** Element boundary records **
——————

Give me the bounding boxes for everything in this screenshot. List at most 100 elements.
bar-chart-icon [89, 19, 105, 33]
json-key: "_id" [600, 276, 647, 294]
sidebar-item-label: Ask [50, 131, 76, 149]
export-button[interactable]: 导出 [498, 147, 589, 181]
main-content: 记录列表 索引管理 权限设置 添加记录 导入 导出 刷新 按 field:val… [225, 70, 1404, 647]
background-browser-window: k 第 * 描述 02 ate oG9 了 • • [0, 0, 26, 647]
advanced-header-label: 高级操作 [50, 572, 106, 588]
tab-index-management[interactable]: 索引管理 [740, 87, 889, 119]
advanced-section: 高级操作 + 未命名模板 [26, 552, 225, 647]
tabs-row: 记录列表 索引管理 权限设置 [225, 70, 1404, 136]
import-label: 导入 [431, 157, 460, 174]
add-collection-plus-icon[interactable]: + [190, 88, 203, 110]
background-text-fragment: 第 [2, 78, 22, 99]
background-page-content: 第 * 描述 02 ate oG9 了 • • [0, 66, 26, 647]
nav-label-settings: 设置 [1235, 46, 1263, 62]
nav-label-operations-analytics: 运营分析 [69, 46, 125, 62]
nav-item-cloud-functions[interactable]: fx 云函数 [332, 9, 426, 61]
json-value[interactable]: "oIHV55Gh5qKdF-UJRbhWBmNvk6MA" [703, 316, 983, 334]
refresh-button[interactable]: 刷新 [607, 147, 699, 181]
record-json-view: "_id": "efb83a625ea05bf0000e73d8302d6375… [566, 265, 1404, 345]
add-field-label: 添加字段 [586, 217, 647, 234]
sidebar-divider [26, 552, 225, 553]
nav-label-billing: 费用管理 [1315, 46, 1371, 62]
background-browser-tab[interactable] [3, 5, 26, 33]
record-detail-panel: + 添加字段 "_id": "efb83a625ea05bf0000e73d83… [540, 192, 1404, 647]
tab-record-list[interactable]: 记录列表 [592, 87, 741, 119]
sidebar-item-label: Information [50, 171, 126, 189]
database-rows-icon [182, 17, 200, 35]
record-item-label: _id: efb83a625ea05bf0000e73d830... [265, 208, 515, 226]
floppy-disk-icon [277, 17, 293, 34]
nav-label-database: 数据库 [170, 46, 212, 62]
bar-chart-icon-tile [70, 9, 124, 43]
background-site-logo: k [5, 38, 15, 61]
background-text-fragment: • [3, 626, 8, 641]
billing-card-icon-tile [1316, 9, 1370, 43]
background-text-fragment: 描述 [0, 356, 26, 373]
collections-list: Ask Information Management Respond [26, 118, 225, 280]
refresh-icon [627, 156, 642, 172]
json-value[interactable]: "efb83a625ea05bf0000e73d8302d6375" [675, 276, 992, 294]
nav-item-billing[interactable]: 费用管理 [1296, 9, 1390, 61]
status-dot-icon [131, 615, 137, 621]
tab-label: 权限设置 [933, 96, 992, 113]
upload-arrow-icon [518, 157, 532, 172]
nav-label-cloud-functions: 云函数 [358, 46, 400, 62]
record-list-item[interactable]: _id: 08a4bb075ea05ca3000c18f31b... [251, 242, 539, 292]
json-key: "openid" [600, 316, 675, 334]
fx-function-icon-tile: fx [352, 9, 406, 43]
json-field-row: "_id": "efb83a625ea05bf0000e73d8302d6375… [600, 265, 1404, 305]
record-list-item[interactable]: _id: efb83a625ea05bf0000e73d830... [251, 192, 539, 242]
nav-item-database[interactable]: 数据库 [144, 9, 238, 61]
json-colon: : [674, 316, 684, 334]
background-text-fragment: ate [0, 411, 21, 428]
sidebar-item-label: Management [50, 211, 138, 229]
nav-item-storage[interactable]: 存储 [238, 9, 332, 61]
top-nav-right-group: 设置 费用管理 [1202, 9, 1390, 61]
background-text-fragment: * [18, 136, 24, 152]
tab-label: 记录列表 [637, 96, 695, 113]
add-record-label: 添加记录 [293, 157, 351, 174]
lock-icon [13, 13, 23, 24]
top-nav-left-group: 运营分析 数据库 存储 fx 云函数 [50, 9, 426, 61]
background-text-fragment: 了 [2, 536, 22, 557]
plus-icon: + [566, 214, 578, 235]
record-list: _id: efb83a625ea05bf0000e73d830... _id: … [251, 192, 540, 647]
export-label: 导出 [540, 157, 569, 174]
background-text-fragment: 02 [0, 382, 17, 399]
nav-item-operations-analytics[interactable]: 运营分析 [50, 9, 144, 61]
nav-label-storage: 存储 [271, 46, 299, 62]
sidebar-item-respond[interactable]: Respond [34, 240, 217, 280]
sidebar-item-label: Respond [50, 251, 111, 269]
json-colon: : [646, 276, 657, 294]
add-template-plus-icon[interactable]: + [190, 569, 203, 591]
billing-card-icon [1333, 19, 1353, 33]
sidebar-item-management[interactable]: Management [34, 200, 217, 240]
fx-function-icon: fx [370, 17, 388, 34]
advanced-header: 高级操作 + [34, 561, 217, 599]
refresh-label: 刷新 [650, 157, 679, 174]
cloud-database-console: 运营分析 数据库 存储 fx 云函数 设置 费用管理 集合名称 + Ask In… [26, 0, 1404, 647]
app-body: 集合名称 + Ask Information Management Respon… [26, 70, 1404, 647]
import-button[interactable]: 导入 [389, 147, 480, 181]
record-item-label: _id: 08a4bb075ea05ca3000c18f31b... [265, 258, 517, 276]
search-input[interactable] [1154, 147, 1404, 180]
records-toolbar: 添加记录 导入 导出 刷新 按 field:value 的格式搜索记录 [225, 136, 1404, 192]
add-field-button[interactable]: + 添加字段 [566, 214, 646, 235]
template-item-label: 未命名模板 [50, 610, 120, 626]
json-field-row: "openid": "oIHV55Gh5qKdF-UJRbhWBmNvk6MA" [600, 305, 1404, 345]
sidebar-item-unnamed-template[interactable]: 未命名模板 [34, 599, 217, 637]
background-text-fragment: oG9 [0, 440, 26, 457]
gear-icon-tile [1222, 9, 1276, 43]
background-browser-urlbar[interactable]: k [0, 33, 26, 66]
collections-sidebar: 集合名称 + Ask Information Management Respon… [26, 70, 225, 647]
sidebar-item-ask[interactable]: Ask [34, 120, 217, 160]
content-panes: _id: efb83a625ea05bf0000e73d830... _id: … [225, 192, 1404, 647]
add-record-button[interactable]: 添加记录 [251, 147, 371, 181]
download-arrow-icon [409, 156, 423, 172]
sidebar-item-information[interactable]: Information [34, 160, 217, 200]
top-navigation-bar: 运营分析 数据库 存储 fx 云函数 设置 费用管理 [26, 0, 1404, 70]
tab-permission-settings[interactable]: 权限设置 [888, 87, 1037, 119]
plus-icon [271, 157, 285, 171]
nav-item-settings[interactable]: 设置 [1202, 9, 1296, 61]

——————

** Aim **
Reproduce all of the data above, substituting "collection-item-label" for every occurrence of "sidebar-item-label" and leaving everything else unchanged.

** Full answer **
Give me the bounding boxes for everything in this screenshot. List at most 100 elements.
bar-chart-icon [89, 19, 105, 33]
json-key: "_id" [600, 276, 647, 294]
collection-item-label: Ask [50, 131, 76, 149]
export-button[interactable]: 导出 [498, 147, 589, 181]
main-content: 记录列表 索引管理 权限设置 添加记录 导入 导出 刷新 按 field:val… [225, 70, 1404, 647]
background-browser-window: k 第 * 描述 02 ate oG9 了 • • [0, 0, 26, 647]
advanced-header-label: 高级操作 [50, 572, 106, 588]
tab-index-management[interactable]: 索引管理 [740, 87, 889, 119]
advanced-section: 高级操作 + 未命名模板 [26, 552, 225, 647]
tabs-row: 记录列表 索引管理 权限设置 [225, 70, 1404, 136]
import-label: 导入 [431, 157, 460, 174]
add-collection-plus-icon[interactable]: + [190, 88, 203, 110]
background-text-fragment: 第 [2, 78, 22, 99]
background-page-content: 第 * 描述 02 ate oG9 了 • • [0, 66, 26, 647]
nav-label-settings: 设置 [1235, 46, 1263, 62]
nav-label-operations-analytics: 运营分析 [69, 46, 125, 62]
nav-item-cloud-functions[interactable]: fx 云函数 [332, 9, 426, 61]
json-value[interactable]: "oIHV55Gh5qKdF-UJRbhWBmNvk6MA" [703, 316, 983, 334]
refresh-button[interactable]: 刷新 [607, 147, 699, 181]
record-json-view: "_id": "efb83a625ea05bf0000e73d8302d6375… [566, 265, 1404, 345]
add-field-label: 添加字段 [586, 217, 647, 234]
sidebar-divider [26, 552, 225, 553]
nav-label-billing: 费用管理 [1315, 46, 1371, 62]
background-browser-tab[interactable] [3, 5, 26, 33]
record-detail-panel: + 添加字段 "_id": "efb83a625ea05bf0000e73d83… [540, 192, 1404, 647]
tab-record-list[interactable]: 记录列表 [592, 87, 741, 119]
collection-item-label: Information [50, 171, 126, 189]
database-rows-icon [182, 17, 200, 35]
record-item-label: _id: efb83a625ea05bf0000e73d830... [265, 208, 515, 226]
floppy-disk-icon [277, 17, 293, 34]
nav-label-database: 数据库 [170, 46, 212, 62]
bar-chart-icon-tile [70, 9, 124, 43]
background-site-logo: k [5, 38, 15, 61]
background-text-fragment: • [3, 626, 8, 641]
billing-card-icon-tile [1316, 9, 1370, 43]
background-text-fragment: 描述 [0, 356, 26, 373]
collections-list: Ask Information Management Respond [26, 118, 225, 280]
refresh-icon [627, 156, 642, 172]
json-value[interactable]: "efb83a625ea05bf0000e73d8302d6375" [675, 276, 992, 294]
nav-item-billing[interactable]: 费用管理 [1296, 9, 1390, 61]
status-dot-icon [131, 615, 137, 621]
tab-label: 权限设置 [933, 96, 992, 113]
upload-arrow-icon [518, 157, 532, 172]
nav-label-cloud-functions: 云函数 [358, 46, 400, 62]
record-list-item[interactable]: _id: 08a4bb075ea05ca3000c18f31b... [251, 242, 539, 292]
json-key: "openid" [600, 316, 675, 334]
fx-function-icon-tile: fx [352, 9, 406, 43]
json-field-row: "_id": "efb83a625ea05bf0000e73d8302d6375… [600, 265, 1404, 305]
record-list-item[interactable]: _id: efb83a625ea05bf0000e73d830... [251, 192, 539, 242]
nav-item-database[interactable]: 数据库 [144, 9, 238, 61]
json-colon: : [674, 316, 684, 334]
background-text-fragment: ate [0, 411, 21, 428]
collection-item-label: Management [50, 211, 138, 229]
nav-item-storage[interactable]: 存储 [238, 9, 332, 61]
top-nav-right-group: 设置 费用管理 [1202, 9, 1390, 61]
background-text-fragment: * [18, 136, 24, 152]
tab-label: 记录列表 [637, 96, 695, 113]
add-record-label: 添加记录 [293, 157, 351, 174]
lock-icon [13, 13, 23, 24]
top-nav-left-group: 运营分析 数据库 存储 fx 云函数 [50, 9, 426, 61]
background-text-fragment: 了 [2, 536, 22, 557]
plus-icon: + [566, 214, 578, 235]
record-list: _id: efb83a625ea05bf0000e73d830... _id: … [251, 192, 540, 647]
export-label: 导出 [540, 157, 569, 174]
background-text-fragment: 02 [0, 382, 17, 399]
nav-item-operations-analytics[interactable]: 运营分析 [50, 9, 144, 61]
nav-label-storage: 存储 [271, 46, 299, 62]
sidebar-item-respond[interactable]: Respond [34, 240, 217, 280]
collection-item-label: Respond [50, 251, 111, 269]
json-colon: : [646, 276, 657, 294]
add-template-plus-icon[interactable]: + [190, 569, 203, 591]
billing-card-icon [1333, 19, 1353, 33]
sidebar-item-management[interactable]: Management [34, 200, 217, 240]
fx-function-icon: fx [370, 17, 388, 34]
advanced-header: 高级操作 + [34, 561, 217, 599]
refresh-label: 刷新 [650, 157, 679, 174]
cloud-database-console: 运营分析 数据库 存储 fx 云函数 设置 费用管理 集合名称 + Ask In… [26, 0, 1404, 647]
app-body: 集合名称 + Ask Information Management Respon… [26, 70, 1404, 647]
import-button[interactable]: 导入 [389, 147, 480, 181]
record-item-label: _id: 08a4bb075ea05ca3000c18f31b... [265, 258, 517, 276]
search-input[interactable] [1154, 147, 1404, 180]
records-toolbar: 添加记录 导入 导出 刷新 按 field:value 的格式搜索记录 [225, 136, 1404, 192]
add-field-button[interactable]: + 添加字段 [566, 214, 646, 235]
template-item-label: 未命名模板 [50, 610, 120, 626]
json-field-row: "openid": "oIHV55Gh5qKdF-UJRbhWBmNvk6MA" [600, 305, 1404, 345]
sidebar-item-unnamed-template[interactable]: 未命名模板 [34, 599, 217, 637]
background-text-fragment: oG9 [0, 440, 26, 457]
gear-icon-tile [1222, 9, 1276, 43]
background-browser-urlbar[interactable]: k [0, 33, 26, 66]
collections-sidebar: 集合名称 + Ask Information Management Respon… [26, 70, 225, 647]
sidebar-item-ask[interactable]: Ask [34, 120, 217, 160]
content-panes: _id: efb83a625ea05bf0000e73d830... _id: … [225, 192, 1404, 647]
add-record-button[interactable]: 添加记录 [251, 147, 371, 181]
download-arrow-icon [409, 156, 423, 172]
sidebar-item-information[interactable]: Information [34, 160, 217, 200]
top-navigation-bar: 运营分析 数据库 存储 fx 云函数 设置 费用管理 [26, 0, 1404, 70]
tab-permission-settings[interactable]: 权限设置 [888, 87, 1037, 119]
plus-icon [271, 157, 285, 171]
nav-item-settings[interactable]: 设置 [1202, 9, 1296, 61]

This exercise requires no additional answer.